■ **WORK INSTRUCTIONS**
Drop every picture and give the entries back exactly.

■ **EXCERPTED DATA**
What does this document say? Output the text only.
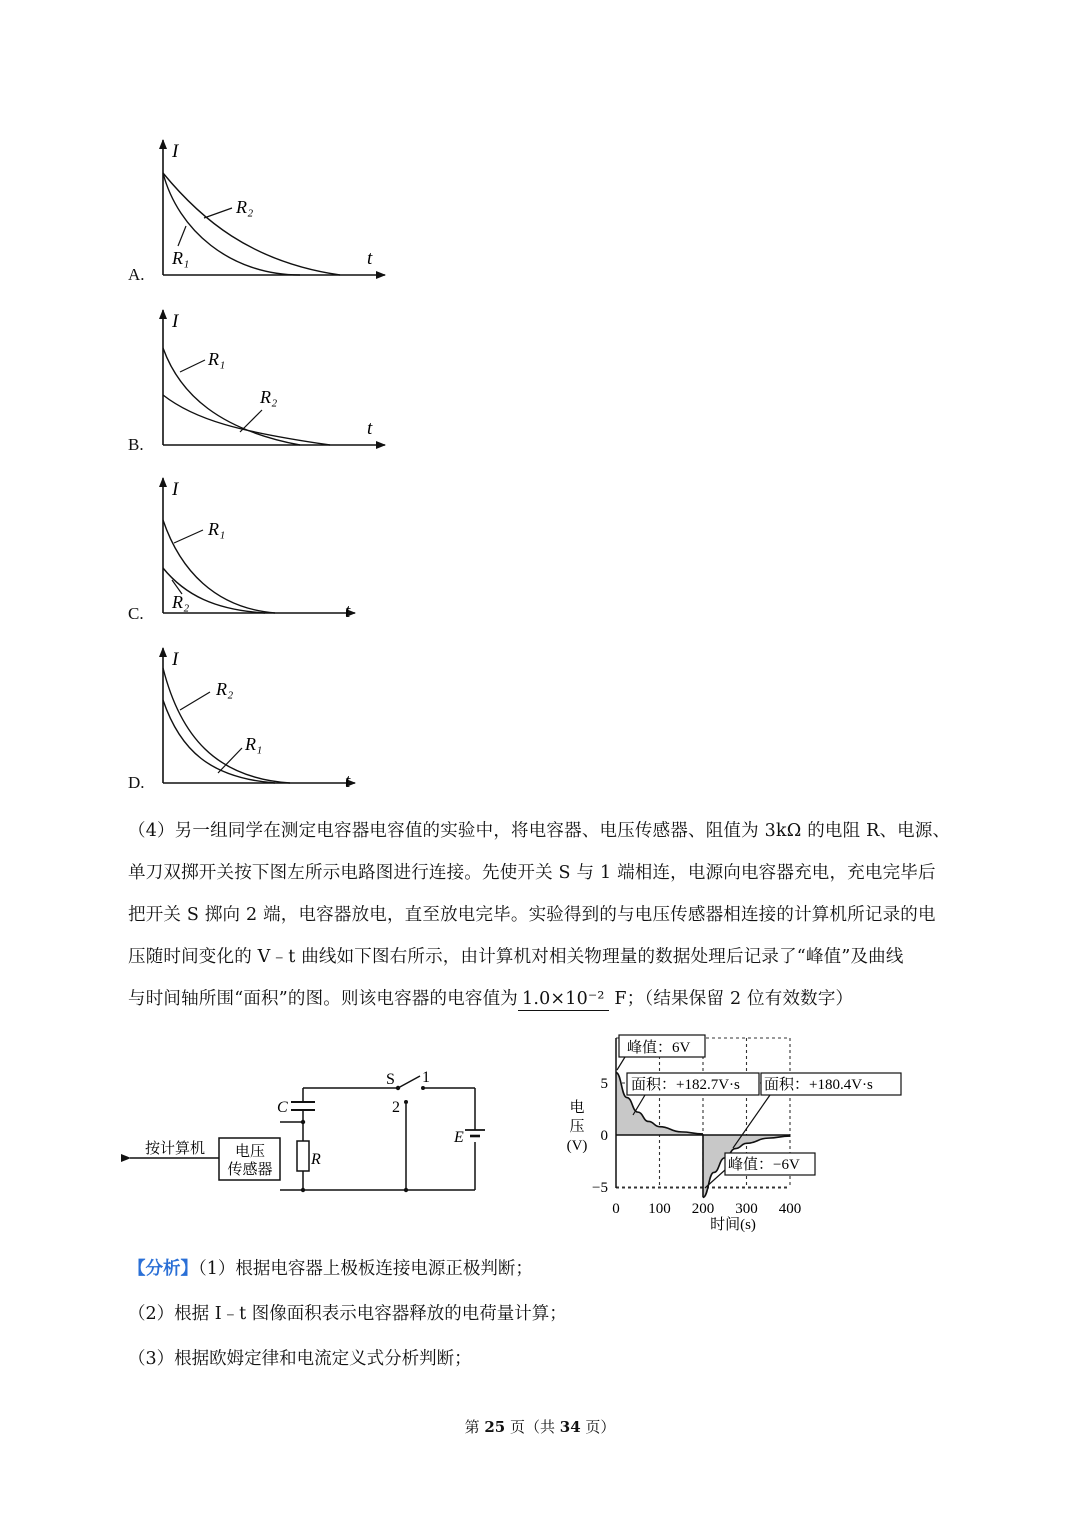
I
t
R₂
R₁
I
t
R₁
R₂
I
t
R₁
R₂
I
t
R₂
R₁
A.
B.
C.
D.
（4）另一组同学在测定电容器电容值的实验中，将电容器、电压传感器、阻值为 3kΩ 的电阻 R、电源、
单刀双掷开关按下图左所示电路图进行连接。先使开关 S 与 1 端相连，电源向电容器充电，充电完毕后
把开关 S 掷向 2 端，电容器放电，直至放电完毕。实验得到的与电压传感器相连接的计算机所记录的电
压随时间变化的 V﹣t 曲线如下图右所示，由计算机对相关物理量的数据处理后记录了“峰值”及曲线
与时间轴所围“面积”的图。则该电容器的电容值为 1.0×10⁻² F；（结果保留 2 位有效数字）
电压
传感器
按计算机
C
R
S 1
2
E
0 100 200 300 400
5
0
−5
电
压
(V)
时间(s)
峰值：6V
面积：+182.7V·s 面积：+180.4V·s
峰值：−6V
【分析】（1）根据电容器上极板连接电源正极判断；
（2）根据 I﹣t 图像面积表示电容器释放的电荷量计算；
（3）根据欧姆定律和电流定义式分析判断；
第 25 页（共 34 页）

■ **ANSWER TO THIS TASK**
What does this document say? Output the text only.
I
t
R₂
R₁
I
t
R₁
R₂
I
t
R₁
R₂
I
t
R₂
R₁
A.
B.
C.
D.
（4）另一组同学在测定电容器电容值的实验中，将电容器、电压传感器、阻值为 3kΩ 的电阻 R、电源、
单刀双掷开关按下图左所示电路图进行连接。先使开关 S 与 1 端相连，电源向电容器充电，充电完毕后
把开关 S 掷向 2 端，电容器放电，直至放电完毕。实验得到的与电压传感器相连接的计算机所记录的电
压随时间变化的 V﹣t 曲线如下图右所示，由计算机对相关物理量的数据处理后记录了“峰值”及曲线
与时间轴所围“面积”的图。则该电容器的电容值为 1.0×10⁻² F；（结果保留 2 位有效数字）
电压
传感器
按计算机
C
R
S 1
2
E
0 100 200 300 400
5
0
−5
电
压
(V)
时间(s)
峰值：6V
面积：+182.7V·s 面积：+180.4V·s
峰值：−6V
【分析】（1）根据电容器上极板连接电源正极判断；
（2）根据 I﹣t 图像面积表示电容器释放的电荷量计算；
（3）根据欧姆定律和电流定义式分析判断；
第 25 页（共 34 页）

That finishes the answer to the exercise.